# GIVEN DATA:

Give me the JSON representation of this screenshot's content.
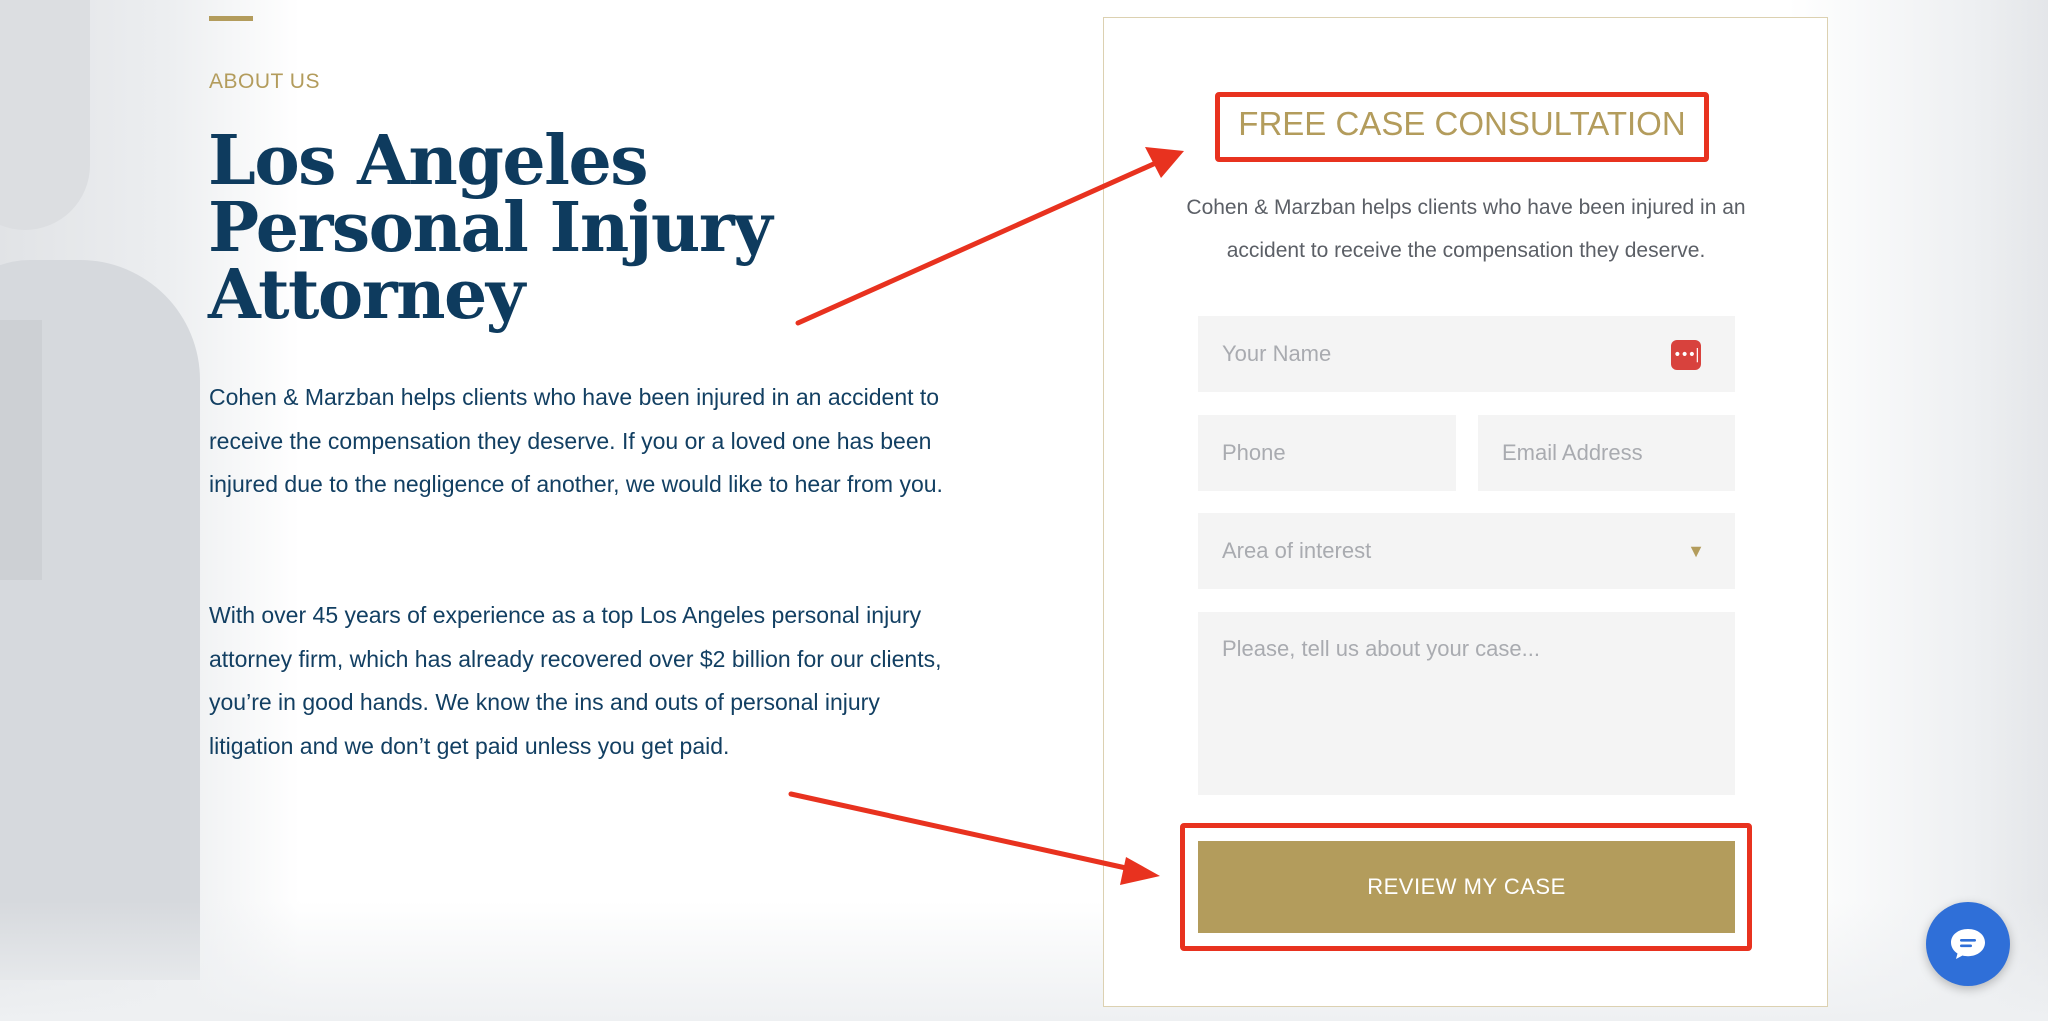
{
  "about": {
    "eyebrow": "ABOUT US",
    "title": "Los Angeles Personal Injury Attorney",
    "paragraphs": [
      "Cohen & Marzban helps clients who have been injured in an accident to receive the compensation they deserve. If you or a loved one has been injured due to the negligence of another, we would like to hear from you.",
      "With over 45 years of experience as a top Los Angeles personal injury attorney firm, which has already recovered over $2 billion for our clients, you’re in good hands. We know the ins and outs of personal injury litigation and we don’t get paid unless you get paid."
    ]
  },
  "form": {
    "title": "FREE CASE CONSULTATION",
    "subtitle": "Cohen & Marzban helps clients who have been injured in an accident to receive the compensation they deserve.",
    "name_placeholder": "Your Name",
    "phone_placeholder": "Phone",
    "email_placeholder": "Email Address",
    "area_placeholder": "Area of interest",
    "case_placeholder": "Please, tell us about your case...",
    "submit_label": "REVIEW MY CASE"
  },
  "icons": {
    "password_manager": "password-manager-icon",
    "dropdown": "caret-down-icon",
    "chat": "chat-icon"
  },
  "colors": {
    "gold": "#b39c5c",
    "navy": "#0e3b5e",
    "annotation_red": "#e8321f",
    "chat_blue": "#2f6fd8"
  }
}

...

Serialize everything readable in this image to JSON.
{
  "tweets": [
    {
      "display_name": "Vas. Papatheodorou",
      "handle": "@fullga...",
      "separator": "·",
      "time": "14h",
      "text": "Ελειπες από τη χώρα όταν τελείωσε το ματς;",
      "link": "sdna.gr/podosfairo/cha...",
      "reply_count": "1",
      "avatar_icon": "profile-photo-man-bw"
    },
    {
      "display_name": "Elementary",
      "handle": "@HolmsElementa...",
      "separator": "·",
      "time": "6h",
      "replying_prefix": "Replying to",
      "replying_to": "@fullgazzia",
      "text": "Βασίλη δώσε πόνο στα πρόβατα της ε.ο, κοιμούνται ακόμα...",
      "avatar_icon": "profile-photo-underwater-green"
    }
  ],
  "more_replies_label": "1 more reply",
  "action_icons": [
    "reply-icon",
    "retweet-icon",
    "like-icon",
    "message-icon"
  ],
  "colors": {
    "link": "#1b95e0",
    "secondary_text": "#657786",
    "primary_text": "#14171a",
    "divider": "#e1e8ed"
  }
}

---

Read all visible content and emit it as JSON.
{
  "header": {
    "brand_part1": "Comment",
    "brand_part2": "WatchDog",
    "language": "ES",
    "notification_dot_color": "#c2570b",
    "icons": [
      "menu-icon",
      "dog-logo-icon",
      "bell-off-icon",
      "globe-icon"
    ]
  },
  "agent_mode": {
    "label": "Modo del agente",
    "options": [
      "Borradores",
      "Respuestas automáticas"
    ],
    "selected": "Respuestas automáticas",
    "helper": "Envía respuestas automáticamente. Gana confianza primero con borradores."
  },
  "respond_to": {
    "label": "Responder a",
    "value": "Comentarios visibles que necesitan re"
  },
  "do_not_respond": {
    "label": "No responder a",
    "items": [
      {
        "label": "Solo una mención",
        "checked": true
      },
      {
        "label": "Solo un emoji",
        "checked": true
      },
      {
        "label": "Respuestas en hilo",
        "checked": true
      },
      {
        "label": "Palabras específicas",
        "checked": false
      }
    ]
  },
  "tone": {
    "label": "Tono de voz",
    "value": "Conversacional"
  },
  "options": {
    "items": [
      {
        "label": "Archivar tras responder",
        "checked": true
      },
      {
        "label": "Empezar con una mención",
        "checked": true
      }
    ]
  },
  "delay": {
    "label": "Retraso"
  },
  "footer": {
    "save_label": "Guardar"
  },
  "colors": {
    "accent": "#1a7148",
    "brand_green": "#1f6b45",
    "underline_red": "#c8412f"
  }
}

# PROMPT:
In the lines above, locate the string "mención". Copy every line where it occurs.

# RESPONSE:
        "label": "Solo una mención",
        "label": "Empezar con una mención",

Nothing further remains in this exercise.